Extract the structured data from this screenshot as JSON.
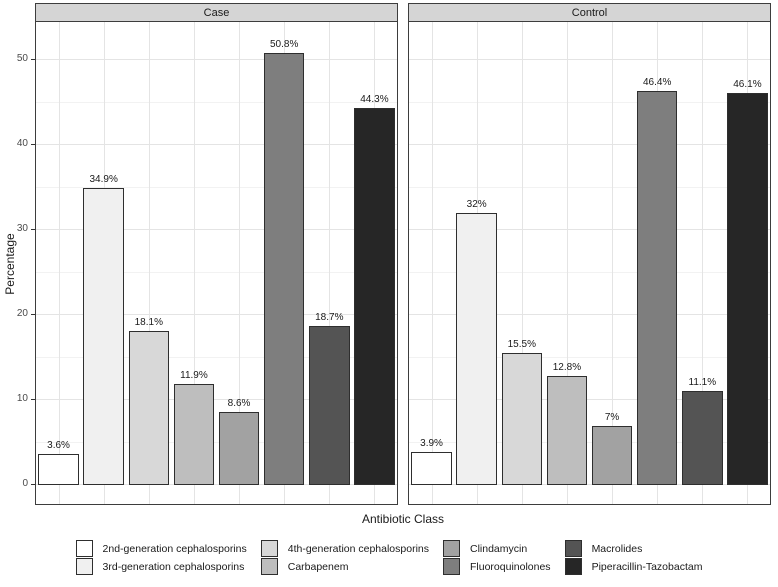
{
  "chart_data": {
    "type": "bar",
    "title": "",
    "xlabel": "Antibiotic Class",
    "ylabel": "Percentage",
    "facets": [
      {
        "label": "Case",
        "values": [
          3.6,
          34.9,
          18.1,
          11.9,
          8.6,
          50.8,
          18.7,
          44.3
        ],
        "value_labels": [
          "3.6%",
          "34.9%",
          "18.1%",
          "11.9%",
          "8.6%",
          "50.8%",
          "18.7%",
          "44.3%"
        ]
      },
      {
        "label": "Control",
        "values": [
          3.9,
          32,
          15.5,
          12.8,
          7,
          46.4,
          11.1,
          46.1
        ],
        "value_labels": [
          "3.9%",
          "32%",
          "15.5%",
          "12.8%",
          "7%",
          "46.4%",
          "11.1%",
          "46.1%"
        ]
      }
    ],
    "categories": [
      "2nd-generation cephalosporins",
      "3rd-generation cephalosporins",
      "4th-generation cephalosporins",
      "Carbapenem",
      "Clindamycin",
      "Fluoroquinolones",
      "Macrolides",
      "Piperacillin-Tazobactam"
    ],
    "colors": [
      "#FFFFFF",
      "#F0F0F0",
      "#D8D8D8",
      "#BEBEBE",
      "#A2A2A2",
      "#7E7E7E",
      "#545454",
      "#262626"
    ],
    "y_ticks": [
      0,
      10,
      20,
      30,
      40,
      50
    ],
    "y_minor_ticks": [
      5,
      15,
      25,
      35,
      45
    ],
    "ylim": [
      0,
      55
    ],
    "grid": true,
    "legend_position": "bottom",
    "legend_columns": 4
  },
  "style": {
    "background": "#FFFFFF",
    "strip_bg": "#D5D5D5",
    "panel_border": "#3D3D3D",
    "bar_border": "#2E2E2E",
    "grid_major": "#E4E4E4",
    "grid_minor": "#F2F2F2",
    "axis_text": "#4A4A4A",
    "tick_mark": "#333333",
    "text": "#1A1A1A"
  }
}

• _What you are asked to do_: Count the lines of the data that include the string "cephalosporins", and give only that number.

• _Reply_: 3